(YOUR INSTRUCTIONS) Write out the entries below once more, exactly, with the pictures left out.

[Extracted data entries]
※

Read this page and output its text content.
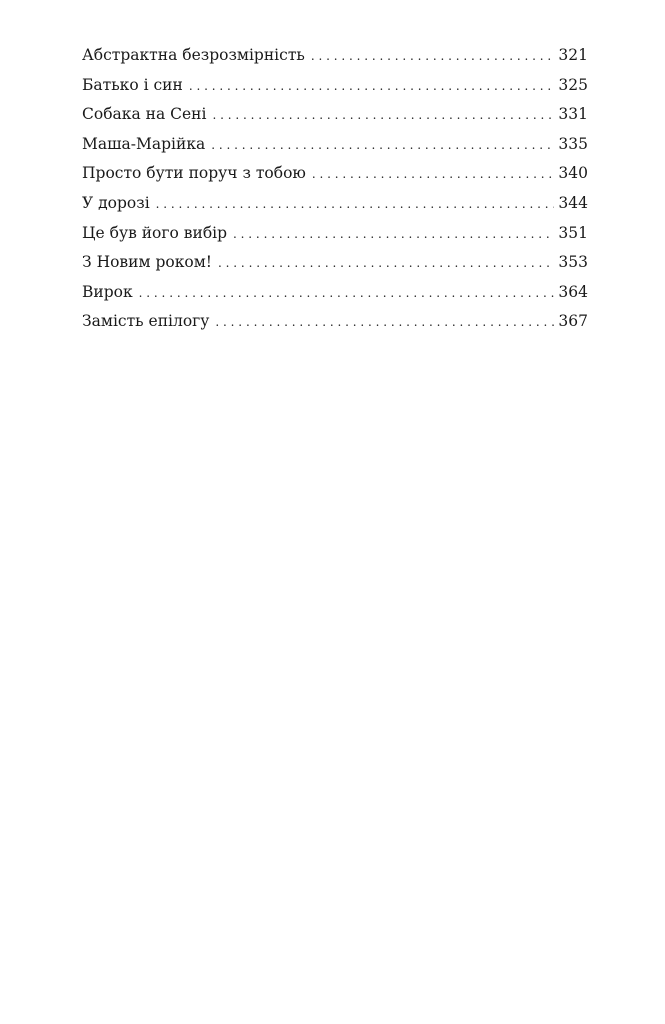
Абстрактна безрозмірність . . .	321
Батько і син . . .	325
Собака на Сені . . .	331
Маша-Марійка . . .	335
Просто бути поруч з тобою . . .	340
У дорозі . . .	344
Це був його вибір . . .	351
З Новим роком! . . .	353
Вирок . . .	364
Замість епілогу . . .	367
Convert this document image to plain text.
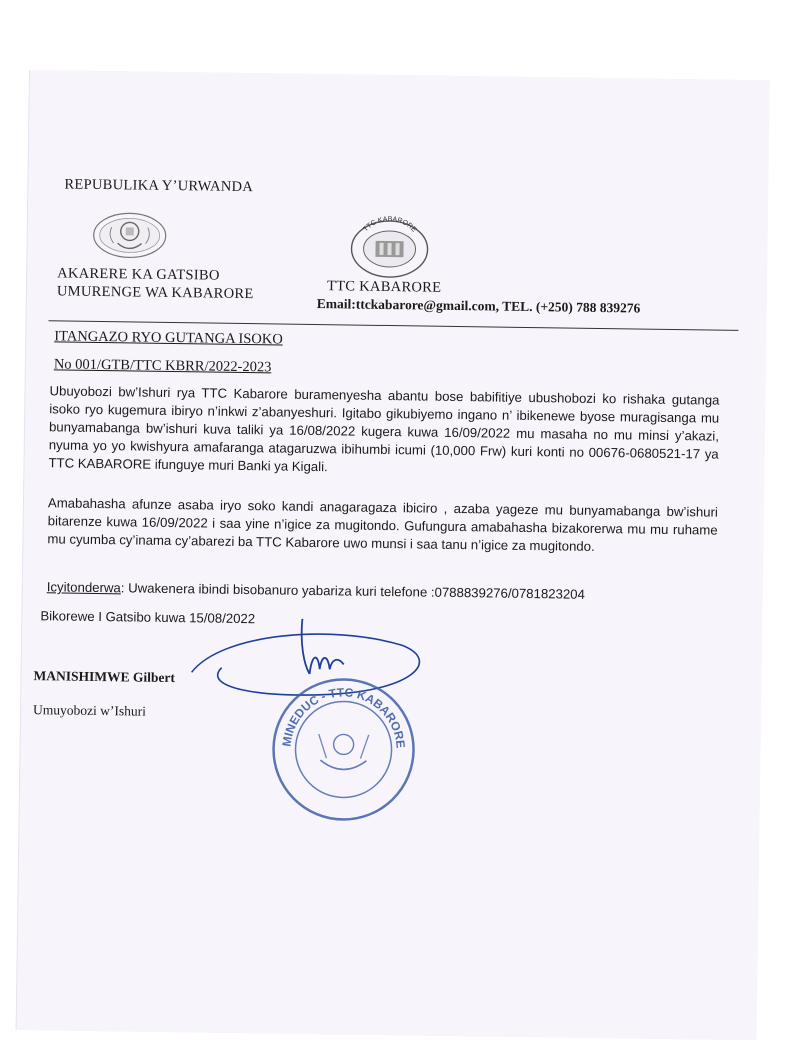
REPUBULIKA Y’URWANDA
TTC KABARORE
AKARERE KA GATSIBO
UMURENGE WA KABARORE	TTC KABARORE
Email:ttckabarore@gmail.com, TEL. (+250) 788 839276
ITANGAZO RYO GUTANGA ISOKO
No 001/GTB/TTC KBRR/2022-2023
Ubuyobozi bw’Ishuri rya TTC Kabarore buramenyesha abantu bose babifitiye ubushobozi ko rishaka gutanga isoko ryo kugemura ibiryo n’inkwi z’abanyeshuri. Igitabo gikubiyemo ingano n’ ibikenewe byose muragisanga mu bunyamabanga bw’ishuri kuva taliki ya 16/08/2022 kugera kuwa 16/09/2022 mu masaha no mu minsi y’akazi, nyuma yo yo kwishyura amafaranga atagaruzwa ibihumbi icumi (10,000 Frw) kuri konti no 00676-0680521-17 ya TTC KABARORE ifunguye muri Banki ya Kigali.
Amabahasha afunze asaba iryo soko kandi anagaragaza ibiciro , azaba yageze mu bunyamabanga bw’ishuri bitarenze kuwa 16/09/2022 i saa yine n’igice za mugitondo. Gufungura amabahasha bizakorerwa mu mu ruhame mu cyumba cy’inama cy’abarezi ba TTC Kabarore uwo munsi i saa tanu n’igice za mugitondo.
Icyitonderwa: Uwakenera ibindi bisobanuro yabariza kuri telefone :0788839276/0781823204
Bikorewe I Gatsibo kuwa 15/08/2022
MANISHIMWE Gilbert
Umuyobozi w’Ishuri
MINEDUC - TTC KABARORE
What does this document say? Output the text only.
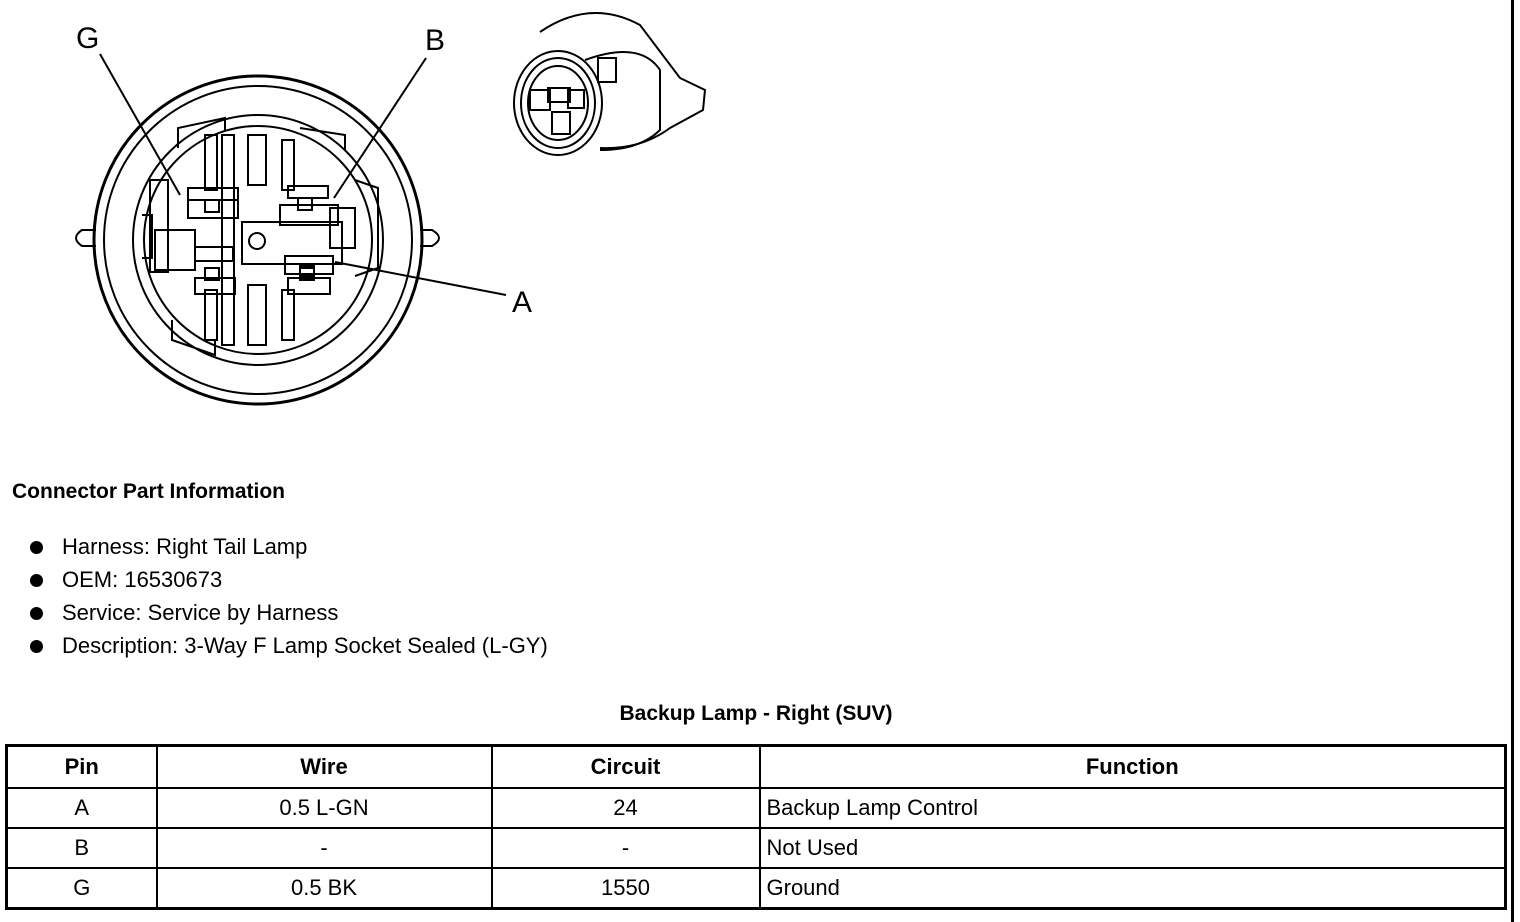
G	B
A
Connector Part Information
Harness: Right Tail Lamp
OEM: 16530673
Service: Service by Harness
Description: 3-Way F Lamp Socket Sealed (L-GY)
Backup Lamp - Right (SUV)
Pin	Wire	Circuit	Function
A	0.5 L-GN	24	Backup Lamp Control
B	-	-	Not Used
G	0.5 BK	1550	Ground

※

(TASK ANSWER)
Read this page and output its text content.
Абстрактна безрозмірність . . .	321
Батько і син . . .	325
Собака на Сені . . .	331
Маша-Марійка . . .	335
Просто бути поруч з тобою . . .	340
У дорозі . . .	344
Це був його вибір . . .	351
З Новим роком! . . .	353
Вирок . . .	364
Замість епілогу . . .	367
Convert this document image to plain text.
REPUBULIKA Y’URWANDA
TTC KABARORE
AKARERE KA GATSIBO
UMURENGE WA KABARORE	TTC KABARORE
Email:ttckabarore@gmail.com, TEL. (+250) 788 839276
ITANGAZO RYO GUTANGA ISOKO
No 001/GTB/TTC KBRR/2022-2023
Ubuyobozi bw’Ishuri rya TTC Kabarore buramenyesha abantu bose babifitiye ubushobozi ko rishaka gutanga isoko ryo kugemura ibiryo n’inkwi z’abanyeshuri. Igitabo gikubiyemo ingano n’ ibikenewe byose muragisanga mu bunyamabanga bw’ishuri kuva taliki ya 16/08/2022 kugera kuwa 16/09/2022 mu masaha no mu minsi y’akazi, nyuma yo yo kwishyura amafaranga atagaruzwa ibihumbi icumi (10,000 Frw) kuri konti no 00676-0680521-17 ya TTC KABARORE ifunguye muri Banki ya Kigali.
Amabahasha afunze asaba iryo soko kandi anagaragaza ibiciro , azaba yageze mu bunyamabanga bw’ishuri bitarenze kuwa 16/09/2022 i saa yine n’igice za mugitondo. Gufungura amabahasha bizakorerwa mu mu ruhame mu cyumba cy’inama cy’abarezi ba TTC Kabarore uwo munsi i saa tanu n’igice za mugitondo.
Icyitonderwa: Uwakenera ibindi bisobanuro yabariza kuri telefone :0788839276/0781823204
Bikorewe I Gatsibo kuwa 15/08/2022
MANISHIMWE Gilbert
Umuyobozi w’Ishuri
MINEDUC - TTC KABARORE
What does this document say? Output the text only.
G	B
A
Connector Part Information
Harness: Right Tail Lamp
OEM: 16530673
Service: Service by Harness
Description: 3-Way F Lamp Socket Sealed (L-GY)
Backup Lamp - Right (SUV)
Pin	Wire	Circuit	Function
A	0.5 L-GN	24	Backup Lamp Control
B	-	-	Not Used
G	0.5 BK	1550	Ground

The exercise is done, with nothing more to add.